#### Information provided
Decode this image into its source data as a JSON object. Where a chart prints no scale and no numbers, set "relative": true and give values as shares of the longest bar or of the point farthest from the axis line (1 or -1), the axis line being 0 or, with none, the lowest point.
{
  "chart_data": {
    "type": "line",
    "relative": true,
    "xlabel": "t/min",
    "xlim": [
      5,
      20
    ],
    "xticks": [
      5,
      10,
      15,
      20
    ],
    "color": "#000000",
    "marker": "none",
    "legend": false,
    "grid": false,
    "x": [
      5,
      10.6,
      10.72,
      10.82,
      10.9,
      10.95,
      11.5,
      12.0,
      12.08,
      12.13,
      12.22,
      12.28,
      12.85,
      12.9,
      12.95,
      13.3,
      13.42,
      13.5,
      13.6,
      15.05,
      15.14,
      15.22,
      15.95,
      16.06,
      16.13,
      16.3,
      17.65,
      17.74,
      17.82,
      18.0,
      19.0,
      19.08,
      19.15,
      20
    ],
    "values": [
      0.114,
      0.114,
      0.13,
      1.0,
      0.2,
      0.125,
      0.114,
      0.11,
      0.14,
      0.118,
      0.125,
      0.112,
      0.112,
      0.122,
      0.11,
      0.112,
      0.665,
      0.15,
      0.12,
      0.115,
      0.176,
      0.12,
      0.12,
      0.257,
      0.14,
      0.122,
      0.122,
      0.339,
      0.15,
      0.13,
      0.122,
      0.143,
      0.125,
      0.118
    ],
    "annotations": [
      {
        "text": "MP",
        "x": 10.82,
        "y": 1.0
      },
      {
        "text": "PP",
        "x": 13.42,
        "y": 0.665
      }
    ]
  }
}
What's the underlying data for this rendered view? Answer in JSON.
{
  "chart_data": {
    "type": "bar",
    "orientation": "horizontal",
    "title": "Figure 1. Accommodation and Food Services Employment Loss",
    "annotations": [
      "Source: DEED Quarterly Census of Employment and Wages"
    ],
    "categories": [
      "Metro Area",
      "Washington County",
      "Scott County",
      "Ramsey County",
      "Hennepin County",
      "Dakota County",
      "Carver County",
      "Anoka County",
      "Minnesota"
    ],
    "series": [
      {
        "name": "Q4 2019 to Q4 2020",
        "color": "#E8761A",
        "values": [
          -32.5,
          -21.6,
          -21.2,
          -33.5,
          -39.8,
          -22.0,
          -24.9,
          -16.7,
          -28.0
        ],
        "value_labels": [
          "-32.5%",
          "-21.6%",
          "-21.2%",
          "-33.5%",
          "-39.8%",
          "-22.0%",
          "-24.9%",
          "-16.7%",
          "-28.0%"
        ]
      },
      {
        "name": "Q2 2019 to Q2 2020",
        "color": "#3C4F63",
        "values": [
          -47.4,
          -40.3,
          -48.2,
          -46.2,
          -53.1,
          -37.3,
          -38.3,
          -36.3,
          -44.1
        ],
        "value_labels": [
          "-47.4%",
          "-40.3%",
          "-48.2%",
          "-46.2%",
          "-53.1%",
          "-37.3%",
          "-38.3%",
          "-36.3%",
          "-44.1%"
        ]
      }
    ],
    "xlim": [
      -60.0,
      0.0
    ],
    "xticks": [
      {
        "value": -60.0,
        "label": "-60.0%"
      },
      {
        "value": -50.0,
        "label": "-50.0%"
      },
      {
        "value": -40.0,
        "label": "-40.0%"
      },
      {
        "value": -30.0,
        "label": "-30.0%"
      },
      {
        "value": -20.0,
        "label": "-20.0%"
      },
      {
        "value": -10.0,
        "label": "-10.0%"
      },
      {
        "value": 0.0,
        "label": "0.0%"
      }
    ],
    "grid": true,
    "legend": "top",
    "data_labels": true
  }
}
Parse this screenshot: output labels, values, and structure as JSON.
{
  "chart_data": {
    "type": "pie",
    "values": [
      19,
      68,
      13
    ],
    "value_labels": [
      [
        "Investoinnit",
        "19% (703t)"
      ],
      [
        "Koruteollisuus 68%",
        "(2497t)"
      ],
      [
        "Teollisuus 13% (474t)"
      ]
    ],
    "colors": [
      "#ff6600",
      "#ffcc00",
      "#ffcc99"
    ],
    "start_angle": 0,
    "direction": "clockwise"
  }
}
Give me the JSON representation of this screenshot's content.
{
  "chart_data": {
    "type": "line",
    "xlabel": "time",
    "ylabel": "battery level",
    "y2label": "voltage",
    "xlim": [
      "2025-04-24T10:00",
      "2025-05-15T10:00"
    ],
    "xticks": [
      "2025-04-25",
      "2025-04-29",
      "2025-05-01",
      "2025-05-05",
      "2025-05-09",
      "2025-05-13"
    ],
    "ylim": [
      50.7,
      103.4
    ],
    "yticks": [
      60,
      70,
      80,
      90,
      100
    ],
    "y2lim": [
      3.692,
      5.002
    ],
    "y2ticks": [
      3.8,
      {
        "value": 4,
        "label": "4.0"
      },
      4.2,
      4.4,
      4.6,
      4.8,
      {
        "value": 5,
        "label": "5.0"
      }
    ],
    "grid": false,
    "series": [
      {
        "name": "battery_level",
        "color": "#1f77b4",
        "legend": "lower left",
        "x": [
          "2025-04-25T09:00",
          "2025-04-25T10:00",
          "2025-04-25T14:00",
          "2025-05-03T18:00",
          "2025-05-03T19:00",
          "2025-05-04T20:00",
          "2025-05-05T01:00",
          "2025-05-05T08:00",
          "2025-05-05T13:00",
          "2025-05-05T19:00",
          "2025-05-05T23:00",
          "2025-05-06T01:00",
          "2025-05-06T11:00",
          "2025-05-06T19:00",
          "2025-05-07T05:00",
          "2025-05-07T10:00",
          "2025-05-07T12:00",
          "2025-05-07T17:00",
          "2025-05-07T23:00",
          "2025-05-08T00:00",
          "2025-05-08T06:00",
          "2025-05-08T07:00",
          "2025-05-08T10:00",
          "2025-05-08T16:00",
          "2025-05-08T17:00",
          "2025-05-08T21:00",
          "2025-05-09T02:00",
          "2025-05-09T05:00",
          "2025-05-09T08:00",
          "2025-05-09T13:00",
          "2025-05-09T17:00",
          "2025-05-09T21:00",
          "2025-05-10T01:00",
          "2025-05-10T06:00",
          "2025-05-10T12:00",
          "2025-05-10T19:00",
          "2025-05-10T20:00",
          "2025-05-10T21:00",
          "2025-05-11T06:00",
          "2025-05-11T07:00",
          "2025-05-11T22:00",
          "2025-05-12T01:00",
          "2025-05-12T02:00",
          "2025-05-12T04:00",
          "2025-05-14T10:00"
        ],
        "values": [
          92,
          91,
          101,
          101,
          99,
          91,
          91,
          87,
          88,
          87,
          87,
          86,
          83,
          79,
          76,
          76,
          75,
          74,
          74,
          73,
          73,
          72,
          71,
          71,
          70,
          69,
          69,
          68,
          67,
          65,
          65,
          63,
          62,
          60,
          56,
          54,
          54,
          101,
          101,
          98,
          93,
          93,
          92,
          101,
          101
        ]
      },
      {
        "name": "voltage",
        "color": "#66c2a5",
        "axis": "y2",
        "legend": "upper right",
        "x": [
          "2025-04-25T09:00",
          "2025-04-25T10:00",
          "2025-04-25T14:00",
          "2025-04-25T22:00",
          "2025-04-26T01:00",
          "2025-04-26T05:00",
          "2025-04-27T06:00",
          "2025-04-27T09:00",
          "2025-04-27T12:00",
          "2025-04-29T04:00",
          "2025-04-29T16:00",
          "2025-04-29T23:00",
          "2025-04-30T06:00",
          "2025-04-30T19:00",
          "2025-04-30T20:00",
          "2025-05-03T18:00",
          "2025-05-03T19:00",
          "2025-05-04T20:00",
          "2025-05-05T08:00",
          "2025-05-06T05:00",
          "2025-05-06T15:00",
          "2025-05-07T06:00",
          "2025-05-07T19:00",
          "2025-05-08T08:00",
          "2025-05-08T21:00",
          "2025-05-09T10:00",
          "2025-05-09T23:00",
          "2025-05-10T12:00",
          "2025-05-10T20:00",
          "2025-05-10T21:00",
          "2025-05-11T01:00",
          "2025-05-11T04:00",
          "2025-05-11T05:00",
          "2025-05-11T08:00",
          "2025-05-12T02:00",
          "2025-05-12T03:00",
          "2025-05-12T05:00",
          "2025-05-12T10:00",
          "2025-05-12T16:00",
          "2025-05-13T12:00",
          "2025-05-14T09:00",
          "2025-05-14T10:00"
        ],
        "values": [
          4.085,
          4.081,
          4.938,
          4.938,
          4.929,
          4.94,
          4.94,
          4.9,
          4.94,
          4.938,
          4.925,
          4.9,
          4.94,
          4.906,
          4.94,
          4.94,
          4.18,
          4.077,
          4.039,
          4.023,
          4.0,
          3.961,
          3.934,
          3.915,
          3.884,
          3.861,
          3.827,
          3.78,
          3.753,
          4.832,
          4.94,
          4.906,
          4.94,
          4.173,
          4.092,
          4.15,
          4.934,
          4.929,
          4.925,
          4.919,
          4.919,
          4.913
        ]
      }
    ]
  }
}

#### Problem requirements
Write out every line of the data that holds the word "County".

#### Response to the exercise
      "Washington County",
      "Scott County",
      "Ramsey County",
      "Hennepin County",
      "Dakota County",
      "Carver County",
      "Anoka County",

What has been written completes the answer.